### EXTRACT TO READ:
============

Years ago I collected many more things. As a child, I collected stamps and coins. As an adult, I have collected tektites, antique balance scales, civil war artifacts, fossils, meteorites and more. I have reduced my collecting in the last couple decades to very slowly adding some additional meteorites only.

I have stopped buying anymore impact breccias or shattercones from craters around the world. I saw those rocks as an extension of meteorites and for a while was buying quite a few of them. Just because I can not resist sharing this image here is a shattercone from the Sierra Madera crater in Texas, USA.

I have not written anything about impact breccias since December 2012. So in this issue that is where we are going again. This time with a bit more photography. Most of the rocks are just chunks of material I have never cut. Some are precious favored slices collected by friends. So I took some of the chinks to the lab and cut and polished them, and a few I thin sectioned. I had no idea what I would see in the thin sections. Now I wish that I knew a great deal more about mineral identification in polarized light. I am learning along with my readers this issue.

As I went through some of the information online about these rocks, I saw the same exact slice being called different types of impact breccia so it must be difficult even for the experts to settle on what some should be called. I may get some of this wrong it is quite confusing, and I am making a few guesses based on what I observe in my chunks of rock.

============

### EXTRACTED RECORDS:
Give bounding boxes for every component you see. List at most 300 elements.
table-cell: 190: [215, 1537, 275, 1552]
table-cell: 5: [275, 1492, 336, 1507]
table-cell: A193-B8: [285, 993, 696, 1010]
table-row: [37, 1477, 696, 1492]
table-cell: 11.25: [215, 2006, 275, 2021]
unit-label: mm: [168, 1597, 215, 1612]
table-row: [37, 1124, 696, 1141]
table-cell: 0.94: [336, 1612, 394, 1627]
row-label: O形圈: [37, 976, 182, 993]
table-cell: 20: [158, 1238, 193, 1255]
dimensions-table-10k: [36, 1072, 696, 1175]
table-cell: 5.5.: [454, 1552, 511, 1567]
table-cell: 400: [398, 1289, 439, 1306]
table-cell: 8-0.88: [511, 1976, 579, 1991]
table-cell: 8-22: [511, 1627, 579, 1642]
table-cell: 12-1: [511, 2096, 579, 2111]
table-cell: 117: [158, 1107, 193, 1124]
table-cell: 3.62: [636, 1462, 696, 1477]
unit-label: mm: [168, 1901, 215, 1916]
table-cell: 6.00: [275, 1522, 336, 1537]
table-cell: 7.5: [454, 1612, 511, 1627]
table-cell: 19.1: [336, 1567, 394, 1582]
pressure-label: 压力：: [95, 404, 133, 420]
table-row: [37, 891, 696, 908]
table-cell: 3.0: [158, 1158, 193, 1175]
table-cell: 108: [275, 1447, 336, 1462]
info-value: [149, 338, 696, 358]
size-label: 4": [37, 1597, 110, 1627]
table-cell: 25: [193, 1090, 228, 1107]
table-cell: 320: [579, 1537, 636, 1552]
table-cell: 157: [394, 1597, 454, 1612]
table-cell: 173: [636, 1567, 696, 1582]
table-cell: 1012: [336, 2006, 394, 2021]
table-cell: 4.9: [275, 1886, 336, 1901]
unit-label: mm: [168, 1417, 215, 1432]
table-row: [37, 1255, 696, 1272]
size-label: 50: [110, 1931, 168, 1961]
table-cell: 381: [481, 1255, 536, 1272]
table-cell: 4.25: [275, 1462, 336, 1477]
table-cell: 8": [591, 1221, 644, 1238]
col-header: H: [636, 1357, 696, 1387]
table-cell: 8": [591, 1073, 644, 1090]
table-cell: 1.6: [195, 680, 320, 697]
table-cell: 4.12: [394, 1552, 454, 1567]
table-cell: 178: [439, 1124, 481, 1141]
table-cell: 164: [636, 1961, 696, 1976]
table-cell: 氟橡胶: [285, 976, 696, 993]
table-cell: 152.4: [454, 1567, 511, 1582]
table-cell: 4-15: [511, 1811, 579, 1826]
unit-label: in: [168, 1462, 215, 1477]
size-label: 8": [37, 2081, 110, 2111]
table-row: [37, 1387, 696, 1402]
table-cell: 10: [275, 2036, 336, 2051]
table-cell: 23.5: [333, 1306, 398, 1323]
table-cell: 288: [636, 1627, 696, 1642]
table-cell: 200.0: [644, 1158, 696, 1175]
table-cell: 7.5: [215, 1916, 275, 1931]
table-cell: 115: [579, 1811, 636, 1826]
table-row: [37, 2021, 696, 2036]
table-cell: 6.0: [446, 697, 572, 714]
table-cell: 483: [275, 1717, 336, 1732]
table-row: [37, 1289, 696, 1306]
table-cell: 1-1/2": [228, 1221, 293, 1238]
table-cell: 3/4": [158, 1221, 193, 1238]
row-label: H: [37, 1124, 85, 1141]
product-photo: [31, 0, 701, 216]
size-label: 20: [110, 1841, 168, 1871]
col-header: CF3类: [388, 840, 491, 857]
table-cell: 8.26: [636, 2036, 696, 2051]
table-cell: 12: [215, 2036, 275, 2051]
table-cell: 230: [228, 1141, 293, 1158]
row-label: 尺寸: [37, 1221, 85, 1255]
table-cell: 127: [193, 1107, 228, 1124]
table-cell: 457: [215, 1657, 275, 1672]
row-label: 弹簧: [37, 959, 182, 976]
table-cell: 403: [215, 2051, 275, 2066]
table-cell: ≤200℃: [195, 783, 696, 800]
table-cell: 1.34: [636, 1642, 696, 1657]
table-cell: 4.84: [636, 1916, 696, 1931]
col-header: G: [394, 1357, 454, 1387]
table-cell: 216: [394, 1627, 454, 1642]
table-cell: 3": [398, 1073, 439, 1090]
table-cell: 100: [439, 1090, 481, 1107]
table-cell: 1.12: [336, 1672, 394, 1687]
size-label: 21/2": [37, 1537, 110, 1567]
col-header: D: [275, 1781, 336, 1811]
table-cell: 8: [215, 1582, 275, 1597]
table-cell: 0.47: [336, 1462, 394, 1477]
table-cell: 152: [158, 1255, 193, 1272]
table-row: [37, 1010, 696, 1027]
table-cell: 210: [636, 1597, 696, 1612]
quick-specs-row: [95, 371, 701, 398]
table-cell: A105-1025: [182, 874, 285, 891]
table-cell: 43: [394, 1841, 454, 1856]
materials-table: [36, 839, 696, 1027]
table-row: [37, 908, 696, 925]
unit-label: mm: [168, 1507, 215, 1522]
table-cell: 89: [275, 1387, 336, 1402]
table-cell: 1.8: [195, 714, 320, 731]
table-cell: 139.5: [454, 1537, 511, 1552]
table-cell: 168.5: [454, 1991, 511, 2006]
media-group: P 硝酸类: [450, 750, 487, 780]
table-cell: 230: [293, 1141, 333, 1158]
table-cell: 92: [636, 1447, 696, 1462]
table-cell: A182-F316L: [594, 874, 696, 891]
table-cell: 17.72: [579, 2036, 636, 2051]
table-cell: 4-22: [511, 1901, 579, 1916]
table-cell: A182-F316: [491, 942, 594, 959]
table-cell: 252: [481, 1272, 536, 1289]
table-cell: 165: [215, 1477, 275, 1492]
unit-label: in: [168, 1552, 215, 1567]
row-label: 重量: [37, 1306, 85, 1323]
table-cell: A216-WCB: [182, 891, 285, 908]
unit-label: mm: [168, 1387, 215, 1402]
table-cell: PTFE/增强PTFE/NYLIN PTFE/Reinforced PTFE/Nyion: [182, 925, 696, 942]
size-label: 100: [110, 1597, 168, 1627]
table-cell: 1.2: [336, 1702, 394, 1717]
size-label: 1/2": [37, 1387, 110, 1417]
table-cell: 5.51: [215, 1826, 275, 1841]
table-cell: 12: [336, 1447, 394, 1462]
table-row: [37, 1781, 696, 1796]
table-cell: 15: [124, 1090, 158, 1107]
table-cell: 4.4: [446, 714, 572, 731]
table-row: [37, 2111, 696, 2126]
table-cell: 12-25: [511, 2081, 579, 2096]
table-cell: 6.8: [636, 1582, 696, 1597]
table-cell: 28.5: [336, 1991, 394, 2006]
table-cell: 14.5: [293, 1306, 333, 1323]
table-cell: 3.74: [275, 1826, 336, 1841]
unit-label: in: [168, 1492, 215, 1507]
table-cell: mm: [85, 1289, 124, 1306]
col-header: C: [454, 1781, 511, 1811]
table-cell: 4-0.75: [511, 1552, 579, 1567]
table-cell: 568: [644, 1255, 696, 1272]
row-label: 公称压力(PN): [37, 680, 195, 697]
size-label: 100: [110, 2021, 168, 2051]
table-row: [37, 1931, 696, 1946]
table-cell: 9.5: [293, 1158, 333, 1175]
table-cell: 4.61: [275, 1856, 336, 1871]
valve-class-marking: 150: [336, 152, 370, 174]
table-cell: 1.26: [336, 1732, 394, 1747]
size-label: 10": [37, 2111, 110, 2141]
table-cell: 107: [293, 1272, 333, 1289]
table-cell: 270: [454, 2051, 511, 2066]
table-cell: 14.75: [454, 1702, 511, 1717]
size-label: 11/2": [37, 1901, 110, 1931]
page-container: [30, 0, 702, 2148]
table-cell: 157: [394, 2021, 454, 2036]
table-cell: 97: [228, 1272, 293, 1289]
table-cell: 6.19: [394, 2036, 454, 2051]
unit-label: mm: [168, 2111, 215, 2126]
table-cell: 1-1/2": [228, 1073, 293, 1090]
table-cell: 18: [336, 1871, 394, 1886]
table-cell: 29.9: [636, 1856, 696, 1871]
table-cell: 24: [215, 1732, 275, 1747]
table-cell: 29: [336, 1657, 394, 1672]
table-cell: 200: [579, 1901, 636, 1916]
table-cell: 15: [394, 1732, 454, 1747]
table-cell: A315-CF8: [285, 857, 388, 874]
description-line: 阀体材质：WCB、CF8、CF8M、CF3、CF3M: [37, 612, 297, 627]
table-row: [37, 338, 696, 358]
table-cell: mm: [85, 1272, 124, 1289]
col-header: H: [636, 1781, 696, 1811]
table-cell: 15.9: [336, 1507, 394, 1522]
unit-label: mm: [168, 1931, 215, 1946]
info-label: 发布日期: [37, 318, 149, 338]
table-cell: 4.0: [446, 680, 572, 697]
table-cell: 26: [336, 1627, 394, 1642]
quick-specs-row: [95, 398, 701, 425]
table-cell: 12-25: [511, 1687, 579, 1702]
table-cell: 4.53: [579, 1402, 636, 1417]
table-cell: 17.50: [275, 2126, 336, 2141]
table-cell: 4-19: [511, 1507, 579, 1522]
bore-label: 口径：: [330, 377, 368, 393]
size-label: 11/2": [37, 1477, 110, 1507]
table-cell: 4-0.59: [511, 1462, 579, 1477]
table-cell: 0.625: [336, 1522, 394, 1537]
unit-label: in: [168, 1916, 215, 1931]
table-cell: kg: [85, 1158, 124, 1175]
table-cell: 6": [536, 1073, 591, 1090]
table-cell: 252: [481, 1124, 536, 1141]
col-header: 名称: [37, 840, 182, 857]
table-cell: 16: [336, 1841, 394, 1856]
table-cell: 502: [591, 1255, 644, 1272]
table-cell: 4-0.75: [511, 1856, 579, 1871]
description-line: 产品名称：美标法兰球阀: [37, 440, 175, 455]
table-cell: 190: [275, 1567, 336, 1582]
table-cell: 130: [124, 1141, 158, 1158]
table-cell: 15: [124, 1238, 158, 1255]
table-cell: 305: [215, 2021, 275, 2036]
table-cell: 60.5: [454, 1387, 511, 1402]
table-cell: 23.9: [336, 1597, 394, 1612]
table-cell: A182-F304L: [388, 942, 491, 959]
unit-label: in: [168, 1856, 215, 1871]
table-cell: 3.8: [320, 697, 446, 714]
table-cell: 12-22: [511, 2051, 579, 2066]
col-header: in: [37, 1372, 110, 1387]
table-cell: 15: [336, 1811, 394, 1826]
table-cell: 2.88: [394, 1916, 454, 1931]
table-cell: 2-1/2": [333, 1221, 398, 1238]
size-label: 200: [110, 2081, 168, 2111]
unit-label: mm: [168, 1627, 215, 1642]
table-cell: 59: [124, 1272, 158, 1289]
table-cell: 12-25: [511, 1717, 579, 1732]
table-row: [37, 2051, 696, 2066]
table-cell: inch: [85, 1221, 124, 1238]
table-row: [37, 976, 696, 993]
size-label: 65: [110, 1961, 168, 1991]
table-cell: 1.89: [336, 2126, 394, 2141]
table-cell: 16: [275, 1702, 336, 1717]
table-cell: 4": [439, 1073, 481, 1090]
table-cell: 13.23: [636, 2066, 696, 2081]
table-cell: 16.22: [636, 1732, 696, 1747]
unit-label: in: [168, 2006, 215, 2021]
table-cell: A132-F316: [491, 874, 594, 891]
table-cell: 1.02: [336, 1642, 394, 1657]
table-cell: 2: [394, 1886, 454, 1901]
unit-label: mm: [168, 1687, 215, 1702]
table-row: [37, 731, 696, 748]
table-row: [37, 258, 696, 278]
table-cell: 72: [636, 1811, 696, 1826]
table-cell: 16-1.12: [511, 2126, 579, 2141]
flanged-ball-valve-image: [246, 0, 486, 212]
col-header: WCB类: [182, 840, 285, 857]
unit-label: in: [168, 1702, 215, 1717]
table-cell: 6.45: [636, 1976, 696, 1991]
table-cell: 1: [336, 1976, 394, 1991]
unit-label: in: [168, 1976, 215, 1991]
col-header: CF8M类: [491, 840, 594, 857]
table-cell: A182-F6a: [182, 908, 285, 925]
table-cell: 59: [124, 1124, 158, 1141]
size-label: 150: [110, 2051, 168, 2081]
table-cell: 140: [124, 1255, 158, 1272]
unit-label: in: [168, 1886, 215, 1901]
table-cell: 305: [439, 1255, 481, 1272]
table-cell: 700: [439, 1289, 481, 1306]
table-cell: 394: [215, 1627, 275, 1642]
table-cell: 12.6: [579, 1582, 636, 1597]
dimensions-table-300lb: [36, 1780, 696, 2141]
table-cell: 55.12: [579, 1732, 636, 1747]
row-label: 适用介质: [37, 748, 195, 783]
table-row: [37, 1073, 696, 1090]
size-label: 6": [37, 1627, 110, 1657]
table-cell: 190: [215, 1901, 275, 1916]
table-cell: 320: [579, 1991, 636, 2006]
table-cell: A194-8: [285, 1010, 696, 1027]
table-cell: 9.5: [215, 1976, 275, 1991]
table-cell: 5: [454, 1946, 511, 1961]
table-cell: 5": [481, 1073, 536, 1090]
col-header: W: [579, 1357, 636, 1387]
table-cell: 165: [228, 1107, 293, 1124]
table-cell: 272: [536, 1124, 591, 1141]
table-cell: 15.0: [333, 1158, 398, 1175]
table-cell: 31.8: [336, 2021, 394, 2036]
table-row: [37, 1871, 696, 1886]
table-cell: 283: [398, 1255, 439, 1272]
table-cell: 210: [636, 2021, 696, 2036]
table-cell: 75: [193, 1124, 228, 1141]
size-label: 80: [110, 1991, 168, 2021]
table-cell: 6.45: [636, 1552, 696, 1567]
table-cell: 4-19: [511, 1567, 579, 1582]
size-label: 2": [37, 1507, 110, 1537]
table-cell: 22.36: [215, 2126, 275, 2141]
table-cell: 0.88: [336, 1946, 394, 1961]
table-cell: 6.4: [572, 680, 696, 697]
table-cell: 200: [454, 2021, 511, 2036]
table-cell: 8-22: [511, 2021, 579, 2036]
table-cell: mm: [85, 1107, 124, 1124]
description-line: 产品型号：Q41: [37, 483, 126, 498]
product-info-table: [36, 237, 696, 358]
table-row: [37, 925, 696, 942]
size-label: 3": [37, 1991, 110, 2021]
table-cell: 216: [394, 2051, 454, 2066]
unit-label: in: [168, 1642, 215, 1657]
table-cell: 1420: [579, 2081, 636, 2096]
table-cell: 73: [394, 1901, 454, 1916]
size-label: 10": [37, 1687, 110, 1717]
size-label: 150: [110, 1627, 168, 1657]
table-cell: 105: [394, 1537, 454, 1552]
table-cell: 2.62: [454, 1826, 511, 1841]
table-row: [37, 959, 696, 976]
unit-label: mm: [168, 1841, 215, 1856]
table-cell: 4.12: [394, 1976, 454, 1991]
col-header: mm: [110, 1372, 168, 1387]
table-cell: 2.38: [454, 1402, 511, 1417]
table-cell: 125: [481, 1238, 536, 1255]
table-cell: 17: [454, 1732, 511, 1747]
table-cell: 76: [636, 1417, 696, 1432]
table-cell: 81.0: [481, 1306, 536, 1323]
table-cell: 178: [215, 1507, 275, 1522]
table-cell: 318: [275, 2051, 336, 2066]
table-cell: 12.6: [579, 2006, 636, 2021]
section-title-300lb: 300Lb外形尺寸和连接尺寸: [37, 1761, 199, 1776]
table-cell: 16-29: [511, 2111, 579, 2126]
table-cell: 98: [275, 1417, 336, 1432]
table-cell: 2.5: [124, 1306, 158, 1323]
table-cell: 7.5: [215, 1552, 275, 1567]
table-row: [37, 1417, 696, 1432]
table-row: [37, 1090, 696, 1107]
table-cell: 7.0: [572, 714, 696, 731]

============

### DIRECTIVES:
1. Transcribe the passage on meteorites and impact breccias between "As I went through" and "chunks of rock.", inclusive.
2. Answer the following questions from the passage on meteorites and impact breccias:
(a) What did the writer collect as a child?
(b) In which crater was the pictured shattercone found, and where is that crater?
(c) Since when has the writer written nothing about impact breccias?
3. Resume the passage on meteorites and impact breccias, writing on from its final sentence.

### RESULTS BY TASK:
1.
As I went through some of the information online about these rocks, I saw the same exact slice being called different types of impact breccia so it must be difficult even for the experts to settle on what some should be called. I may get some of this wrong it is quite confusing, and I am making a few guesses based on what I observe in my chunks of rock.

2.
(a) Stamps and coins.
(b) The Sierra Madera crater, in Texas, USA.
(c) December 2012.

3.
When looking at images of breccias online, I thought I recognized locations just at a glance. It is surprising how many times I was fooled by a slice of rock that was not from where I thought. I am going to approach the topic by just discussing two rock types, breccias, and chunks that are completed melted glass. There are three types of breccias, and many contain some glass and melt. But, a completely melted material nearly devoid of any remaining mineral grains is found at many craters. It is clear that the rock types mix, blend, transition and even flow in a large impact event. That small particle of crushed rock would fall from the impact plume, and land in still liquid pools of melt is easy to visualize. What characteristics a particular chunk of rock has is often dependent upon where in the crater it is dug out and of course how much of the crater has eroded away.

The first of the breccias is the Monomict Impact Breccia. As the name is similar to that for meteorites, it indicates a single parent target rock is forming the clasts found in the impact breccia. Impacts being random hit all types of target rocks. Impact breccias can be made of any rock that has been crushed and mixed into a new rock. The next image is an endpiece of a granitic boulder from the Lappajärvi crater in Finland. As can be seen, it is all clasts of the same white and black granitic rock. Some clasts have almost gneiss or schist appearance. While other clasts are nearly normal granite or only deformed a little, just beginning to show an orientation of the minerals into layer like appearance. It is impossible for me to know if the clasts were already metamorphosed before being shattered and mixed to form this boulder. Since all the bits have gone through the impact, they undoubtedly show shock now, even if it did not change them much in gross appearance. If you look closely you can see the thin lines of melt that now hold all the clasts together. As a single specimen, it is monomictic. It is all black and white granitic rocks that are commonly found near each other in batholithic formations. This is not to say that another boulder found just next to the one I have might not be made of several different parent rocks and polymict in appearance. Especially since the Lappajärvi crater was formed by an impact into mixed target rocks.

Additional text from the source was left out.